Work to complete
Retype the material that follows, keeping every word as it is.

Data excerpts
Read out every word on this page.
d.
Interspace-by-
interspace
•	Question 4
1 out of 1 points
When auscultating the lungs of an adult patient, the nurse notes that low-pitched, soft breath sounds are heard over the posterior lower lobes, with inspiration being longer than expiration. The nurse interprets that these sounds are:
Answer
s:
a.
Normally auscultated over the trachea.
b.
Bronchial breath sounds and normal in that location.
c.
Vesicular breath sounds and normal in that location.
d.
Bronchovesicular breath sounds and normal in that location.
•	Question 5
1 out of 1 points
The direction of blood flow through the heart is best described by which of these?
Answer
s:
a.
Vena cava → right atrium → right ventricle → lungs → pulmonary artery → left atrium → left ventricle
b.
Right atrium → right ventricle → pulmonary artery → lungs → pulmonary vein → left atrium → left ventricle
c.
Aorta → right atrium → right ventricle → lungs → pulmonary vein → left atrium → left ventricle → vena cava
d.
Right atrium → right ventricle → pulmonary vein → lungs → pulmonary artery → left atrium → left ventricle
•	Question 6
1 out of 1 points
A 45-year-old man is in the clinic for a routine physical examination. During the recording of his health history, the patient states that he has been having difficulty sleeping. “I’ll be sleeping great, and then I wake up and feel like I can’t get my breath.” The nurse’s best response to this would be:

Right answer
Read out every word on this page.
d.
Interspace-by-
interspace
•	Question 4
1 out of 1 points
When auscultating the lungs of an adult patient, the nurse notes that low-pitched, soft breath sounds are heard over the posterior lower lobes, with inspiration being longer than expiration. The nurse interprets that these sounds are:
Answer
s:
a.
Normally auscultated over the trachea.
b.
Bronchial breath sounds and normal in that location.
c.
Vesicular breath sounds and normal in that location.
d.
Bronchovesicular breath sounds and normal in that location.
•	Question 5
1 out of 1 points
The direction of blood flow through the heart is best described by which of these?
Answer
s:
a.
Vena cava → right atrium → right ventricle → lungs → pulmonary artery → left atrium → left ventricle
b.
Right atrium → right ventricle → pulmonary artery → lungs → pulmonary vein → left atrium → left ventricle
c.
Aorta → right atrium → right ventricle → lungs → pulmonary vein → left atrium → left ventricle → vena cava
d.
Right atrium → right ventricle → pulmonary vein → lungs → pulmonary artery → left atrium → left ventricle
•	Question 6
1 out of 1 points
A 45-year-old man is in the clinic for a routine physical examination. During the recording of his health history, the patient states that he has been having difficulty sleeping. “I’ll be sleeping great, and then I wake up and feel like I can’t get my breath.” The nurse’s best response to this would be:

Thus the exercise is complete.